OBJECTIVE — Type every record exactly as it appears.

--- Start of ENTRIES SHOWN ---

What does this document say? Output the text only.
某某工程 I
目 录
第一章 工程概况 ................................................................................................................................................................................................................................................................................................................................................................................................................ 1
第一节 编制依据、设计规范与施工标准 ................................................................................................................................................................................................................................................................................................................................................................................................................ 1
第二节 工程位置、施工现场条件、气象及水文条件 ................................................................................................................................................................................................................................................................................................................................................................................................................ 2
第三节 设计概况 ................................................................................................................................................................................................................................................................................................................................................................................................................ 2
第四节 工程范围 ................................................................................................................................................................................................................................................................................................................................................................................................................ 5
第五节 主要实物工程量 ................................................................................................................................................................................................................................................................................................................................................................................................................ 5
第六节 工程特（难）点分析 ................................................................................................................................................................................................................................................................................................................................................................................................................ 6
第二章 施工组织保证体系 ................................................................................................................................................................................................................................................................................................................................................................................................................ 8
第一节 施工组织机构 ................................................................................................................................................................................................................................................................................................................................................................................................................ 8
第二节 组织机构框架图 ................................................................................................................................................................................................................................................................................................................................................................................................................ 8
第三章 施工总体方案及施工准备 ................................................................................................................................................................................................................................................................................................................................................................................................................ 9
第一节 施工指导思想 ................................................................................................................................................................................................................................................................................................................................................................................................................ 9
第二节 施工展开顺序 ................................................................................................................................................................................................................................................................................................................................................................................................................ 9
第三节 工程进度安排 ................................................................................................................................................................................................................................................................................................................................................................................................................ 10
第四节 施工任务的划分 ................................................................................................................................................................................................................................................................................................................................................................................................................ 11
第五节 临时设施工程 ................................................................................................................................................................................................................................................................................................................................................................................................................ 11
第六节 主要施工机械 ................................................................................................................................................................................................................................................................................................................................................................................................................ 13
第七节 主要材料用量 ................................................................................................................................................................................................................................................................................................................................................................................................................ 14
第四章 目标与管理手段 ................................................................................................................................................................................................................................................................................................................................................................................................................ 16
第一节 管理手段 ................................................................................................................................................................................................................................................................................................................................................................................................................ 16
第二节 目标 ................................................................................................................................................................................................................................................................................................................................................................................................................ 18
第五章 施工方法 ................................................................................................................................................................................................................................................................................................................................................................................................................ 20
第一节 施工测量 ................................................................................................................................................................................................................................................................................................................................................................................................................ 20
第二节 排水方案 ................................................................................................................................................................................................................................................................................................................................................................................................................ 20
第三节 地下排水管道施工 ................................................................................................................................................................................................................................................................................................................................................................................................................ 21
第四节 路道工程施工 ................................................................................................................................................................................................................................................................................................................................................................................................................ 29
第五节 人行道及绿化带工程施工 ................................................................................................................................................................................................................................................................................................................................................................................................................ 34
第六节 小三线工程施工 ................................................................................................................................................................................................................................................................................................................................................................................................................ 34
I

--- End of ENTRIES SHOWN ---

EXPECTED ANSWER —
What does this document say? Output the text only.
某某工程 I
目 录
第一章 工程概况 ................................................................................................................................................................................................................................................................................................................................................................................................................ 1
第一节 编制依据、设计规范与施工标准 ................................................................................................................................................................................................................................................................................................................................................................................................................ 1
第二节 工程位置、施工现场条件、气象及水文条件 ................................................................................................................................................................................................................................................................................................................................................................................................................ 2
第三节 设计概况 ................................................................................................................................................................................................................................................................................................................................................................................................................ 2
第四节 工程范围 ................................................................................................................................................................................................................................................................................................................................................................................................................ 5
第五节 主要实物工程量 ................................................................................................................................................................................................................................................................................................................................................................................................................ 5
第六节 工程特（难）点分析 ................................................................................................................................................................................................................................................................................................................................................................................................................ 6
第二章 施工组织保证体系 ................................................................................................................................................................................................................................................................................................................................................................................................................ 8
第一节 施工组织机构 ................................................................................................................................................................................................................................................................................................................................................................................................................ 8
第二节 组织机构框架图 ................................................................................................................................................................................................................................................................................................................................................................................................................ 8
第三章 施工总体方案及施工准备 ................................................................................................................................................................................................................................................................................................................................................................................................................ 9
第一节 施工指导思想 ................................................................................................................................................................................................................................................................................................................................................................................................................ 9
第二节 施工展开顺序 ................................................................................................................................................................................................................................................................................................................................................................................................................ 9
第三节 工程进度安排 ................................................................................................................................................................................................................................................................................................................................................................................................................ 10
第四节 施工任务的划分 ................................................................................................................................................................................................................................................................................................................................................................................................................ 11
第五节 临时设施工程 ................................................................................................................................................................................................................................................................................................................................................................................................................ 11
第六节 主要施工机械 ................................................................................................................................................................................................................................................................................................................................................................................................................ 13
第七节 主要材料用量 ................................................................................................................................................................................................................................................................................................................................................................................................................ 14
第四章 目标与管理手段 ................................................................................................................................................................................................................................................................................................................................................................................................................ 16
第一节 管理手段 ................................................................................................................................................................................................................................................................................................................................................................................................................ 16
第二节 目标 ................................................................................................................................................................................................................................................................................................................................................................................................................ 18
第五章 施工方法 ................................................................................................................................................................................................................................................................................................................................................................................................................ 20
第一节 施工测量 ................................................................................................................................................................................................................................................................................................................................................................................................................ 20
第二节 排水方案 ................................................................................................................................................................................................................................................................................................................................................................................................................ 20
第三节 地下排水管道施工 ................................................................................................................................................................................................................................................................................................................................................................................................................ 21
第四节 路道工程施工 ................................................................................................................................................................................................................................................................................................................................................................................................................ 29
第五节 人行道及绿化带工程施工 ................................................................................................................................................................................................................................................................................................................................................................................................................ 34
第六节 小三线工程施工 ................................................................................................................................................................................................................................................................................................................................................................................................................ 34
I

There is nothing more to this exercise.